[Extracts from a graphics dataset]
## Begin

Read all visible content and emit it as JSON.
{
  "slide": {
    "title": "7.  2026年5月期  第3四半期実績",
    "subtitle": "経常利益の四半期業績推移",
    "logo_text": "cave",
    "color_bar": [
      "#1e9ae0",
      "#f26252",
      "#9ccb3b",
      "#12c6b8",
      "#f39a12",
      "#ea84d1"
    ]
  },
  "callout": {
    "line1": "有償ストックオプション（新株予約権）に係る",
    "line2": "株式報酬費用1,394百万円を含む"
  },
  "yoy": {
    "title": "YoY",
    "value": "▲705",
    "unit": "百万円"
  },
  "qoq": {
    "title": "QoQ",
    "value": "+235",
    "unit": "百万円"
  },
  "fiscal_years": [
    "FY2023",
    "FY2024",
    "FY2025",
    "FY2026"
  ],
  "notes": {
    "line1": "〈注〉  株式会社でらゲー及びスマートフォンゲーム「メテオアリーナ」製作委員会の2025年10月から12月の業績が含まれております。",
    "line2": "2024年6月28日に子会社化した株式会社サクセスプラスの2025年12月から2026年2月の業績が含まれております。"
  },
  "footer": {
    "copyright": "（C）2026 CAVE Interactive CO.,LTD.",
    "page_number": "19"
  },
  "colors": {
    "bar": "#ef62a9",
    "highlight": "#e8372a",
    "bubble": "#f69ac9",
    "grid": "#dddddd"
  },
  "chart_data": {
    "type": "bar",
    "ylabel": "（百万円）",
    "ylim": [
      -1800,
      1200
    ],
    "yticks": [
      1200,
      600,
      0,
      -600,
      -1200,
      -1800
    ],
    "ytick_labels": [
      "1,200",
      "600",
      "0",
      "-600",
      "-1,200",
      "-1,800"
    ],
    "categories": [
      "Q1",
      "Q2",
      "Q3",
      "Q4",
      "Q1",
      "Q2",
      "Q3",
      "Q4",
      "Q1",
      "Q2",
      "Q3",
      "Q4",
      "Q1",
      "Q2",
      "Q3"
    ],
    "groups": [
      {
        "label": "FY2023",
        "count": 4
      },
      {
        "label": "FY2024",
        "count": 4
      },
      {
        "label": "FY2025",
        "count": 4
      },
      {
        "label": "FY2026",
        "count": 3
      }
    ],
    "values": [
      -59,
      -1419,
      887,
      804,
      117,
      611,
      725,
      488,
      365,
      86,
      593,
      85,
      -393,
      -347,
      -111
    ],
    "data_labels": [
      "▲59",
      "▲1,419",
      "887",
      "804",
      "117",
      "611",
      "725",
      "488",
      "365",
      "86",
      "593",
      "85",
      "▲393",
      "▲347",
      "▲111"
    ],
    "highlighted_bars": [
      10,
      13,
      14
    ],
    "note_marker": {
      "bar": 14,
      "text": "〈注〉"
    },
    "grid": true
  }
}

## End

**STATED GOAL:**
Set down the listing above in full, please, exactly as it appears.

**EXERCISE ANSWER:**
Read all visible content and emit it as JSON.
{
  "slide": {
    "title": "7.  2026年5月期  第3四半期実績",
    "subtitle": "経常利益の四半期業績推移",
    "logo_text": "cave",
    "color_bar": [
      "#1e9ae0",
      "#f26252",
      "#9ccb3b",
      "#12c6b8",
      "#f39a12",
      "#ea84d1"
    ]
  },
  "callout": {
    "line1": "有償ストックオプション（新株予約権）に係る",
    "line2": "株式報酬費用1,394百万円を含む"
  },
  "yoy": {
    "title": "YoY",
    "value": "▲705",
    "unit": "百万円"
  },
  "qoq": {
    "title": "QoQ",
    "value": "+235",
    "unit": "百万円"
  },
  "fiscal_years": [
    "FY2023",
    "FY2024",
    "FY2025",
    "FY2026"
  ],
  "notes": {
    "line1": "〈注〉  株式会社でらゲー及びスマートフォンゲーム「メテオアリーナ」製作委員会の2025年10月から12月の業績が含まれております。",
    "line2": "2024年6月28日に子会社化した株式会社サクセスプラスの2025年12月から2026年2月の業績が含まれております。"
  },
  "footer": {
    "copyright": "（C）2026 CAVE Interactive CO.,LTD.",
    "page_number": "19"
  },
  "colors": {
    "bar": "#ef62a9",
    "highlight": "#e8372a",
    "bubble": "#f69ac9",
    "grid": "#dddddd"
  },
  "chart_data": {
    "type": "bar",
    "ylabel": "（百万円）",
    "ylim": [
      -1800,
      1200
    ],
    "yticks": [
      1200,
      600,
      0,
      -600,
      -1200,
      -1800
    ],
    "ytick_labels": [
      "1,200",
      "600",
      "0",
      "-600",
      "-1,200",
      "-1,800"
    ],
    "categories": [
      "Q1",
      "Q2",
      "Q3",
      "Q4",
      "Q1",
      "Q2",
      "Q3",
      "Q4",
      "Q1",
      "Q2",
      "Q3",
      "Q4",
      "Q1",
      "Q2",
      "Q3"
    ],
    "groups": [
      {
        "label": "FY2023",
        "count": 4
      },
      {
        "label": "FY2024",
        "count": 4
      },
      {
        "label": "FY2025",
        "count": 4
      },
      {
        "label": "FY2026",
        "count": 3
      }
    ],
    "values": [
      -59,
      -1419,
      887,
      804,
      117,
      611,
      725,
      488,
      365,
      86,
      593,
      85,
      -393,
      -347,
      -111
    ],
    "data_labels": [
      "▲59",
      "▲1,419",
      "887",
      "804",
      "117",
      "611",
      "725",
      "488",
      "365",
      "86",
      "593",
      "85",
      "▲393",
      "▲347",
      "▲111"
    ],
    "highlighted_bars": [
      10,
      13,
      14
    ],
    "note_marker": {
      "bar": 14,
      "text": "〈注〉"
    },
    "grid": true
  }
}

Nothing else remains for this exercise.